§ **Work to be completed**:
Select the lines that hold the word "screenshot" and copy each one.
○ ○ ○ ○
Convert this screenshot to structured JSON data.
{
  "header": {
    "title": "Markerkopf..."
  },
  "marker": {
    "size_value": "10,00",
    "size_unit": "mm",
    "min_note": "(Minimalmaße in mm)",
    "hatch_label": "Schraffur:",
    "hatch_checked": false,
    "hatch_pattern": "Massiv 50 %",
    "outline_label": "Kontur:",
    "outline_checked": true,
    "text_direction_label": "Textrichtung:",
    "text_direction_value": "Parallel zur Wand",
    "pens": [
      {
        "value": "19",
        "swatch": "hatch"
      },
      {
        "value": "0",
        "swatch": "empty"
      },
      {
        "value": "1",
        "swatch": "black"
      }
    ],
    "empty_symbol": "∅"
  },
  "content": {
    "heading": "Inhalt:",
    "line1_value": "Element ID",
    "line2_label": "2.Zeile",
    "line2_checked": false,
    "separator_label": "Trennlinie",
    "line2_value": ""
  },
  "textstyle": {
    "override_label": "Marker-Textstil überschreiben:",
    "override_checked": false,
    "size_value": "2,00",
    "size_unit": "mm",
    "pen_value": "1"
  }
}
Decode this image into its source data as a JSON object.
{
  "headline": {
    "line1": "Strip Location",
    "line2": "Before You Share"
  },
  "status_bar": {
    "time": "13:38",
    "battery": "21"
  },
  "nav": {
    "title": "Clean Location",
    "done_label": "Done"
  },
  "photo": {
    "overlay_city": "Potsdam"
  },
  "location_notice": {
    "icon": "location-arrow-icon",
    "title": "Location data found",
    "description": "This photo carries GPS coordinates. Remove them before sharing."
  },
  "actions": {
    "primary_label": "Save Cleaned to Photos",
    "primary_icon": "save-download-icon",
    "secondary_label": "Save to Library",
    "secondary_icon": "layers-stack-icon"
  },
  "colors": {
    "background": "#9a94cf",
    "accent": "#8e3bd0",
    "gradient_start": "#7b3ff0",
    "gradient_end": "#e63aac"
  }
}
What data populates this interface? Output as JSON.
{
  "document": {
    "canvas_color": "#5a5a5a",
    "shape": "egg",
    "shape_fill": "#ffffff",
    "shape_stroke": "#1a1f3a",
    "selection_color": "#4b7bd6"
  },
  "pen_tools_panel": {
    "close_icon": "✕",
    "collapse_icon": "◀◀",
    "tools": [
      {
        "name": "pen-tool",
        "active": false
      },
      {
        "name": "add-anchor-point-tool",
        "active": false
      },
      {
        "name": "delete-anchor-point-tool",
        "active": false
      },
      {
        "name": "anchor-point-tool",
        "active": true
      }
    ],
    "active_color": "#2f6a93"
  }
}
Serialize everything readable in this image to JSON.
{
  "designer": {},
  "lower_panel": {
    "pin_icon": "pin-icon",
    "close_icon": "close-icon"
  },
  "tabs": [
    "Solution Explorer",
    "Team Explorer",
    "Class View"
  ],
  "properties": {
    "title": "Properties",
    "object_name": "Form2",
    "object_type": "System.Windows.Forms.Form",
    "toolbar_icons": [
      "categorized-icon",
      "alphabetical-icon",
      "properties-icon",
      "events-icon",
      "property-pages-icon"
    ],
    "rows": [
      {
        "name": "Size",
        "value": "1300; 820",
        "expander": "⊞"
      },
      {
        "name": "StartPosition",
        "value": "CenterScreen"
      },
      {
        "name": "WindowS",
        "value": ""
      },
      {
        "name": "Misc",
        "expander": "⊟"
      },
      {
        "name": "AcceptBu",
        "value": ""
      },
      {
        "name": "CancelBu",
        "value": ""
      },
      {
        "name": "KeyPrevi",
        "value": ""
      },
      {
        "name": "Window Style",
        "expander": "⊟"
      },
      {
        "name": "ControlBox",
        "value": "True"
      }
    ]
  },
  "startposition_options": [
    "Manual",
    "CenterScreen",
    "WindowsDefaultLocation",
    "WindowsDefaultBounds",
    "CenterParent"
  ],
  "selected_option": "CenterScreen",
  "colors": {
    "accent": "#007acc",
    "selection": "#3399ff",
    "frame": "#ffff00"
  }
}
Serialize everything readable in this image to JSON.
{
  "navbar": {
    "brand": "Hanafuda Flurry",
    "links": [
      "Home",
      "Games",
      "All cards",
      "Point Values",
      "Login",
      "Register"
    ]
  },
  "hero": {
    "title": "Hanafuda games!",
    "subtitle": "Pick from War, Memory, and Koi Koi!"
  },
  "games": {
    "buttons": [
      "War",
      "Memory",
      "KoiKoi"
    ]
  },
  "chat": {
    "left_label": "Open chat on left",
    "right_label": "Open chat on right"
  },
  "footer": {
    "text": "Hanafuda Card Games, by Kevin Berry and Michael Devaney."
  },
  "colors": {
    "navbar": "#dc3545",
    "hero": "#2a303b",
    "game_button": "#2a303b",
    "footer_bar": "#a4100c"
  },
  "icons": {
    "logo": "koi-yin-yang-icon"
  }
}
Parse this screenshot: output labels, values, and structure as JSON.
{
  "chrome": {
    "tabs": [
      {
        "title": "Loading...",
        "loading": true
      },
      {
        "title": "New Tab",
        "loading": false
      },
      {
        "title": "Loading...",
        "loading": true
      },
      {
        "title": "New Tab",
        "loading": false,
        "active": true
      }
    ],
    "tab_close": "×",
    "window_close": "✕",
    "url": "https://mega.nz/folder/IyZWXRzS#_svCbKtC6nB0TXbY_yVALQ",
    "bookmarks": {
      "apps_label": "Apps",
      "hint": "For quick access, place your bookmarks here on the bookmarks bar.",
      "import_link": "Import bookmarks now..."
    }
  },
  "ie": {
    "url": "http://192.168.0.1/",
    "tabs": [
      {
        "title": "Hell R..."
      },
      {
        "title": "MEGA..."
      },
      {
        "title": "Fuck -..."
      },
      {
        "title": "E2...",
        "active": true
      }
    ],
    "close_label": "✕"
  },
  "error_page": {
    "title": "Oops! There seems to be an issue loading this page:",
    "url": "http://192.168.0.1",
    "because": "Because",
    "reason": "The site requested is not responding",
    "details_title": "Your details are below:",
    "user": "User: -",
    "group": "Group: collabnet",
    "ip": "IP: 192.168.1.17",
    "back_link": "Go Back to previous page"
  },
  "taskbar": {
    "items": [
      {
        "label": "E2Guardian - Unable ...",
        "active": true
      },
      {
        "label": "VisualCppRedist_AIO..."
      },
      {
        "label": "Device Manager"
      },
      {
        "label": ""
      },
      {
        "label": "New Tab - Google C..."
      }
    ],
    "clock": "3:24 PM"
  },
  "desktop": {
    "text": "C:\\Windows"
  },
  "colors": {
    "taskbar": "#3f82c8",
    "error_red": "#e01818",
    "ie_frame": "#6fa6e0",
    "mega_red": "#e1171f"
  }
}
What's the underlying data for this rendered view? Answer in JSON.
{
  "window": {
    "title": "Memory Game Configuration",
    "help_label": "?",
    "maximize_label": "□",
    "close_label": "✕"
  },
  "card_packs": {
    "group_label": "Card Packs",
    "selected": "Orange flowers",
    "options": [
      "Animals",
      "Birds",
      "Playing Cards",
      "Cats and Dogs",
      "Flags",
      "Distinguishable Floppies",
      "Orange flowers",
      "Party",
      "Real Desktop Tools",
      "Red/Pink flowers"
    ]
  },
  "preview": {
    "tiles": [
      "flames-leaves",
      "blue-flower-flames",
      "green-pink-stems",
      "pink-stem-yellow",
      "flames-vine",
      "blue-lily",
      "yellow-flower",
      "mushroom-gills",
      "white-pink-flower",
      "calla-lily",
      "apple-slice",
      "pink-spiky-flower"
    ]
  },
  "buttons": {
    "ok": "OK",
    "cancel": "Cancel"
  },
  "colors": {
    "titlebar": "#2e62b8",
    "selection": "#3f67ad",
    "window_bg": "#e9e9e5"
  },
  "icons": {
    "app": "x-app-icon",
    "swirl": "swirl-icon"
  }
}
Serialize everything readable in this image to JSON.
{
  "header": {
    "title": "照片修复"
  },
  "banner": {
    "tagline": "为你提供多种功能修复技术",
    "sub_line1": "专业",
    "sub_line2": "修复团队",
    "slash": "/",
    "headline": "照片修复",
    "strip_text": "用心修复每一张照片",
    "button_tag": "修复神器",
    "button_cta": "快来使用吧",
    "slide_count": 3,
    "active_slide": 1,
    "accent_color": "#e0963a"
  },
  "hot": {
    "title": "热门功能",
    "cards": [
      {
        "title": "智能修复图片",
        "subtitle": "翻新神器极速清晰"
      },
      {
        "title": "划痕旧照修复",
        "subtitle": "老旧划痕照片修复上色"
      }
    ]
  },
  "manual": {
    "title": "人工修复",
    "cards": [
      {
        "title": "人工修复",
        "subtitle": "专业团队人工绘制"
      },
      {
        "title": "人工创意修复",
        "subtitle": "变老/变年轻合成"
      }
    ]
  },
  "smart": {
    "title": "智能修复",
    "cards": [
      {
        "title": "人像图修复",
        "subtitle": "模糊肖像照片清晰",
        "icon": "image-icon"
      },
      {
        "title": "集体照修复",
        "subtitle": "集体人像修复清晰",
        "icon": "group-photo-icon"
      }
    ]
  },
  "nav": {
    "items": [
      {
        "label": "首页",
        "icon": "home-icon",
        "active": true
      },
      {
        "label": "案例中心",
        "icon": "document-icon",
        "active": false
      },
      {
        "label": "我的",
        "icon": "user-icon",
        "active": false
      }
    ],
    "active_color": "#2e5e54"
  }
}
○ ○ ○ ○
§ **Expected answer**:
Convert this screenshot to structured JSON data.
Parse this screenshot: output labels, values, and structure as JSON.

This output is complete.